GOAL:
Please set out the stretch from the start of the entries through the line containing "row-label: Ácido de" as a Markdown table with the columns Row and Line, omitting blank lines.

(Layout region records)
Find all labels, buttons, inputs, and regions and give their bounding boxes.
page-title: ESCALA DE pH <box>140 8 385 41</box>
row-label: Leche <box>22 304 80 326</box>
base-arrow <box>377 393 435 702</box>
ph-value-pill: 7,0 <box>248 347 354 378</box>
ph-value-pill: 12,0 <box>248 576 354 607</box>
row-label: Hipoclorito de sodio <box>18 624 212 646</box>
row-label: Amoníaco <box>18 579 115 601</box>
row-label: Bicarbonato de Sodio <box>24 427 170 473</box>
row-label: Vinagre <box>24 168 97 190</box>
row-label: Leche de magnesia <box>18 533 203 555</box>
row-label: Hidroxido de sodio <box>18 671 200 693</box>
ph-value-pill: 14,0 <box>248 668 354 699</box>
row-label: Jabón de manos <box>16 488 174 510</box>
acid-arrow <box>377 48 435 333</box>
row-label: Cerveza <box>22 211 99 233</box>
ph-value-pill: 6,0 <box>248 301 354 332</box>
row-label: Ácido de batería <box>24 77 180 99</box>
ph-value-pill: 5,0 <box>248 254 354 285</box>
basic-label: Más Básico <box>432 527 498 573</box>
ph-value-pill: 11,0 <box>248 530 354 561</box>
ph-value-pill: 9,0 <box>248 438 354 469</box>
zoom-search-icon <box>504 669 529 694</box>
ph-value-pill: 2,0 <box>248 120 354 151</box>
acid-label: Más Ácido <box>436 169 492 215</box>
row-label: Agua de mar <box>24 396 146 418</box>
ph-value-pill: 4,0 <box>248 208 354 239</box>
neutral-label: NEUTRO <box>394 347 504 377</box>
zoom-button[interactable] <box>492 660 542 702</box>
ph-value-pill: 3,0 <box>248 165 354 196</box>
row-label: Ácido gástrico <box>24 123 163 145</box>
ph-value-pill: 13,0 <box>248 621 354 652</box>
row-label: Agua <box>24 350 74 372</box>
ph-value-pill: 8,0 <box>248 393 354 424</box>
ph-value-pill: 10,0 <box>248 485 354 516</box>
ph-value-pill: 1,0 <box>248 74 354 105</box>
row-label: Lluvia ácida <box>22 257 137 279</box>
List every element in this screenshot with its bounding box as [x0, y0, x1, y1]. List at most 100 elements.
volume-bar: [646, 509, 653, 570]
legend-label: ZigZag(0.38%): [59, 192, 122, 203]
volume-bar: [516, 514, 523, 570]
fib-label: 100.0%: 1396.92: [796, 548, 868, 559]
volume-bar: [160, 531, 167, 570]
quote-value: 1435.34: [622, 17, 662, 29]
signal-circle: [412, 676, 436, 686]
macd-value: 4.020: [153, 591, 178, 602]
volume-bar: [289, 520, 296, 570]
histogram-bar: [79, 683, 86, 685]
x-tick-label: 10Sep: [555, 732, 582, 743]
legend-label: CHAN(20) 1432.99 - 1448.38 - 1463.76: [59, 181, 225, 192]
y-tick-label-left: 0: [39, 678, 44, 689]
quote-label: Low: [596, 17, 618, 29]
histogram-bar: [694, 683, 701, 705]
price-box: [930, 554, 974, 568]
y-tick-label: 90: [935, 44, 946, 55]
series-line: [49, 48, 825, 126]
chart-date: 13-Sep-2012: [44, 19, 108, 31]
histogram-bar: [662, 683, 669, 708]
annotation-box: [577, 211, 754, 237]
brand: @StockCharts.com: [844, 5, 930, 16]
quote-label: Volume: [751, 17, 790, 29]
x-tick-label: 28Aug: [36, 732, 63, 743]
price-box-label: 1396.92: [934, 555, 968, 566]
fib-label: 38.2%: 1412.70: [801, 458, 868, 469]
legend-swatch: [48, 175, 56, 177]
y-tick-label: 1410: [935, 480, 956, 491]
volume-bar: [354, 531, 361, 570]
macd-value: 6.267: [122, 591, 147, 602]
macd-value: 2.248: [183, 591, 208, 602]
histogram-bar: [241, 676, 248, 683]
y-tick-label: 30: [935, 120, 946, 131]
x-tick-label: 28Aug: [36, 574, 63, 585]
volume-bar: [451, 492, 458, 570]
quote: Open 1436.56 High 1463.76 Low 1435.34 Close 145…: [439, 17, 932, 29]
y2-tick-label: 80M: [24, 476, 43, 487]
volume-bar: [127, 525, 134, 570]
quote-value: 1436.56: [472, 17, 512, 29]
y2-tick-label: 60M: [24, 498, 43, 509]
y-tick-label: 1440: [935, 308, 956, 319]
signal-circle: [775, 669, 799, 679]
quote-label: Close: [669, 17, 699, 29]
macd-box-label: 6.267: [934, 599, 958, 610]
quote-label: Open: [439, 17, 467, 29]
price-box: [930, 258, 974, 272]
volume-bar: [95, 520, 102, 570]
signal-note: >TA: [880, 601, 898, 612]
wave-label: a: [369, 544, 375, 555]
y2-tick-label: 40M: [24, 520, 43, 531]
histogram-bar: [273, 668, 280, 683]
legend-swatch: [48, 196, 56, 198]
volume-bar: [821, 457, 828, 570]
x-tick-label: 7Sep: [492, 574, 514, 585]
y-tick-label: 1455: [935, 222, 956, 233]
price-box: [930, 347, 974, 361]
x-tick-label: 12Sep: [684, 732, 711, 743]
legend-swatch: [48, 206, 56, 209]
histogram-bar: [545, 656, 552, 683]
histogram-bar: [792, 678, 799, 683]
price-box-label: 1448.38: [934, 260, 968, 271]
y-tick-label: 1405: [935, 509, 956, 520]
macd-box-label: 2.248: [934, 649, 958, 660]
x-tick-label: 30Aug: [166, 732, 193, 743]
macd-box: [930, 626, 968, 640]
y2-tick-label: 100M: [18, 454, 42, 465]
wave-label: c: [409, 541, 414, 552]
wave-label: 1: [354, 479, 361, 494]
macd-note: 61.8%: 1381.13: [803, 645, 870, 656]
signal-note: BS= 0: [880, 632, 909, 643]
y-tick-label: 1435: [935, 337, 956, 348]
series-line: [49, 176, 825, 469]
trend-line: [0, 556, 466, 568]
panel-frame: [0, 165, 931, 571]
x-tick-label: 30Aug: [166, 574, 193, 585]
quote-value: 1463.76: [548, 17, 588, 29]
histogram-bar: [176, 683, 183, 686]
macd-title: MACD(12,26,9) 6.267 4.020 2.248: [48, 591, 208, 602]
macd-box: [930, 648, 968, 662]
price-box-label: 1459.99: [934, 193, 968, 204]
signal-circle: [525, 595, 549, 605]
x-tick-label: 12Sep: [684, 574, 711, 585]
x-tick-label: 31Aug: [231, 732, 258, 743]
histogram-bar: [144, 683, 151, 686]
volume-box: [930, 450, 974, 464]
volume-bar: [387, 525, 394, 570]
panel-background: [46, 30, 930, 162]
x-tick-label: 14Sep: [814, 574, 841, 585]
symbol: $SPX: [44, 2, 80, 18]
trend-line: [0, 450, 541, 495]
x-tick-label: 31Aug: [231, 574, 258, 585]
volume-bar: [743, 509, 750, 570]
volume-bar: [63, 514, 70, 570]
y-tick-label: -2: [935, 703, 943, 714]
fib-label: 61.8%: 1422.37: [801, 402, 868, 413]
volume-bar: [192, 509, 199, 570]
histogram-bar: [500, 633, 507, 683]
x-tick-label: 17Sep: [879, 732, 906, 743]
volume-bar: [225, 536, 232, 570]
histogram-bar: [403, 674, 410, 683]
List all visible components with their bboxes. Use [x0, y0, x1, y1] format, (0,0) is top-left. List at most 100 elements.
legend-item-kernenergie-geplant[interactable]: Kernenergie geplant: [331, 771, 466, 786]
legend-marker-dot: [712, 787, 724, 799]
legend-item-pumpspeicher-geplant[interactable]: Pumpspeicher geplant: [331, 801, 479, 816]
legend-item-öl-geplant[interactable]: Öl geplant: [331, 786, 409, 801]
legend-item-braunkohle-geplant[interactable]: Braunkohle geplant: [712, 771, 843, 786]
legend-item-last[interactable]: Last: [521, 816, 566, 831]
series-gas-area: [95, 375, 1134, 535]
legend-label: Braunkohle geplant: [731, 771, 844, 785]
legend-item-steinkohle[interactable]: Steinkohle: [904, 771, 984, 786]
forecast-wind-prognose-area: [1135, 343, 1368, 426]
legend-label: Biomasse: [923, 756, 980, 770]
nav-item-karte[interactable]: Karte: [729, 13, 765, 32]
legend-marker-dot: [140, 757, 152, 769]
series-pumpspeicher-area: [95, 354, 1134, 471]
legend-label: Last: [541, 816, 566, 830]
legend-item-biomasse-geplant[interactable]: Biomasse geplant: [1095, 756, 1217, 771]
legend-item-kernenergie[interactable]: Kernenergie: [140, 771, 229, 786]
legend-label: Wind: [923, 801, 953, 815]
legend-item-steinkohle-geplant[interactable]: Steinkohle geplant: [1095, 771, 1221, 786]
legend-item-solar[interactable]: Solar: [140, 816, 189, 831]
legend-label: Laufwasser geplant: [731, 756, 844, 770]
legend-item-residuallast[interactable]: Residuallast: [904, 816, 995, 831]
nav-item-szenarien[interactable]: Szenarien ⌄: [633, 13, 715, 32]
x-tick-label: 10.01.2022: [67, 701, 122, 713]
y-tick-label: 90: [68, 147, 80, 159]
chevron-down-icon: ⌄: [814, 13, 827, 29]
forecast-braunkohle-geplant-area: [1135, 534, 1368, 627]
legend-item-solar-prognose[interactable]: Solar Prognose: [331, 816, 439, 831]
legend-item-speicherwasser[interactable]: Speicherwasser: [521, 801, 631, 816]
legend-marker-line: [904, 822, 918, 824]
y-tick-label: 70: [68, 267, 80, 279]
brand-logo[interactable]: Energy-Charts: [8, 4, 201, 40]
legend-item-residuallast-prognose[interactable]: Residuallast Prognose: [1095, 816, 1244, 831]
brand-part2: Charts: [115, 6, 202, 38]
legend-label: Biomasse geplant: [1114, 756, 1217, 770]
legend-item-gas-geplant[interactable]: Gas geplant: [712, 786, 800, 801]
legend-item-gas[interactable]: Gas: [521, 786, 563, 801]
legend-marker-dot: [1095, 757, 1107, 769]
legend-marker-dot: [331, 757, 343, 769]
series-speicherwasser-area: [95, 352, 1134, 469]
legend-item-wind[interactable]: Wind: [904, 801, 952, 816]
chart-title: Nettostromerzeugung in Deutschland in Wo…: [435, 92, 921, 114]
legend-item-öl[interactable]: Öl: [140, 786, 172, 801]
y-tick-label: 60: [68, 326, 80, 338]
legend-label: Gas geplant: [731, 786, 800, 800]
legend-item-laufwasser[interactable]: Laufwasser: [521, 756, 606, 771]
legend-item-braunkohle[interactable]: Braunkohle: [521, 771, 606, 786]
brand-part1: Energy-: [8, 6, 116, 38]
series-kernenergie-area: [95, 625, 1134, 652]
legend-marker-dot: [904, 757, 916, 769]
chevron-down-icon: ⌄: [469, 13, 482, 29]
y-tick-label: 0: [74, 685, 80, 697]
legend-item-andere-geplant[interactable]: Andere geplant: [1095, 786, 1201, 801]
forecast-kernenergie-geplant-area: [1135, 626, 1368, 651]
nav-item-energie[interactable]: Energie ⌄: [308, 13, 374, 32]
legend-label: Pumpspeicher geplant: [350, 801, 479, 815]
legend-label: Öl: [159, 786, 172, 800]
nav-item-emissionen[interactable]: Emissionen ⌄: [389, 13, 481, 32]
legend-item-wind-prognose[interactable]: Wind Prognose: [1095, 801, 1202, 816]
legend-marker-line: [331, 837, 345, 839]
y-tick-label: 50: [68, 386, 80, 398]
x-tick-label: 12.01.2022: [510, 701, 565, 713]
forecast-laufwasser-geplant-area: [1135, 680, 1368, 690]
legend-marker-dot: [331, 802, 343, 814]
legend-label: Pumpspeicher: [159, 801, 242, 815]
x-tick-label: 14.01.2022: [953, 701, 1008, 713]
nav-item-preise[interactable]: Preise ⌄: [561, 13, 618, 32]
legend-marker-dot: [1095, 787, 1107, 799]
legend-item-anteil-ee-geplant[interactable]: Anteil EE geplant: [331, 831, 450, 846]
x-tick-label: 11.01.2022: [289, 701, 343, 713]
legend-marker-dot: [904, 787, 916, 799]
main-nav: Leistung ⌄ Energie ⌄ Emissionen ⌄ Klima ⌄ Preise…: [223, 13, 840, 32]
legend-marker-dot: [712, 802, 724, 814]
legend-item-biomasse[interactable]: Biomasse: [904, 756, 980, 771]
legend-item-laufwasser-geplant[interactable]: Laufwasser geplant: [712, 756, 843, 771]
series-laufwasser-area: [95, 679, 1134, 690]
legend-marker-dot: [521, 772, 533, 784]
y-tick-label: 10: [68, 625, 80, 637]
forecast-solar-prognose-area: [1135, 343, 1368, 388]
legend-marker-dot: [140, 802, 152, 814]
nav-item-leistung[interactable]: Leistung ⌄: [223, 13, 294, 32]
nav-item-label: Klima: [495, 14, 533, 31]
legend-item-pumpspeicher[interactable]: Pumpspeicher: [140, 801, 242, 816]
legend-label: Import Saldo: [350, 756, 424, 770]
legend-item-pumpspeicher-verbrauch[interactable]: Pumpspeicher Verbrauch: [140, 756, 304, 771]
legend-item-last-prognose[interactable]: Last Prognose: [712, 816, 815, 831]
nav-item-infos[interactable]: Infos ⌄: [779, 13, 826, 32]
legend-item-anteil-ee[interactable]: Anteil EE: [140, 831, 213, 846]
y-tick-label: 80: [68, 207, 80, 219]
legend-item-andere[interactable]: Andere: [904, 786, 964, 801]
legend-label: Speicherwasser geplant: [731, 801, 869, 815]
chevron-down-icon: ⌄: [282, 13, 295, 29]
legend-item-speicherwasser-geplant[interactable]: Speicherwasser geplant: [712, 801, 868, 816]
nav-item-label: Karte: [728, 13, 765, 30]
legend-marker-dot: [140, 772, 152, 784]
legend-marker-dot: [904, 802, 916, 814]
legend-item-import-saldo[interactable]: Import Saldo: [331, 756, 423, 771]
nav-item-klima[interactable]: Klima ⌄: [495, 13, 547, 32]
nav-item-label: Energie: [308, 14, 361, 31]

REPLY TO THE TASK:
| Row | Line |
|---|---|
| 1 | Find all labels, buttons, inputs, and regions and give their bounding boxes. |
| 2 | page-title: ESCALA DE pH <box>140 8 385 41</box> |
| 3 | row-label: Leche <box>22 304 80 326</box> |
| 4 | base-arrow <box>377 393 435 702</box> |
| 5 | ph-value-pill: 7,0 <box>248 347 354 378</box> |
| 6 | ph-value-pill: 12,0 <box>248 576 354 607</box> |
| 7 | row-label: Hipoclorito de sodio <box>18 624 212 646</box> |
| 8 | row-label: Amoníaco <box>18 579 115 601</box> |
| 9 | row-label: Bicarbonato de Sodio <box>24 427 170 473</box> |
| 10 | row-label: Vinagre <box>24 168 97 190</box> |
| 11 | row-label: Leche de magnesia <box>18 533 203 555</box> |
| 12 | row-label: Hidroxido de sodio <box>18 671 200 693</box> |
| 13 | ph-value-pill: 14,0 <box>248 668 354 699</box> |
| 14 | row-label: Jabón de manos <box>16 488 174 510</box> |
| 15 | acid-arrow <box>377 48 435 333</box> |
| 16 | row-label: Cerveza <box>22 211 99 233</box> |
| 17 | ph-value-pill: 6,0 <box>248 301 354 332</box> |
| 18 | row-label: Ácido de batería <box>24 77 180 99</box> |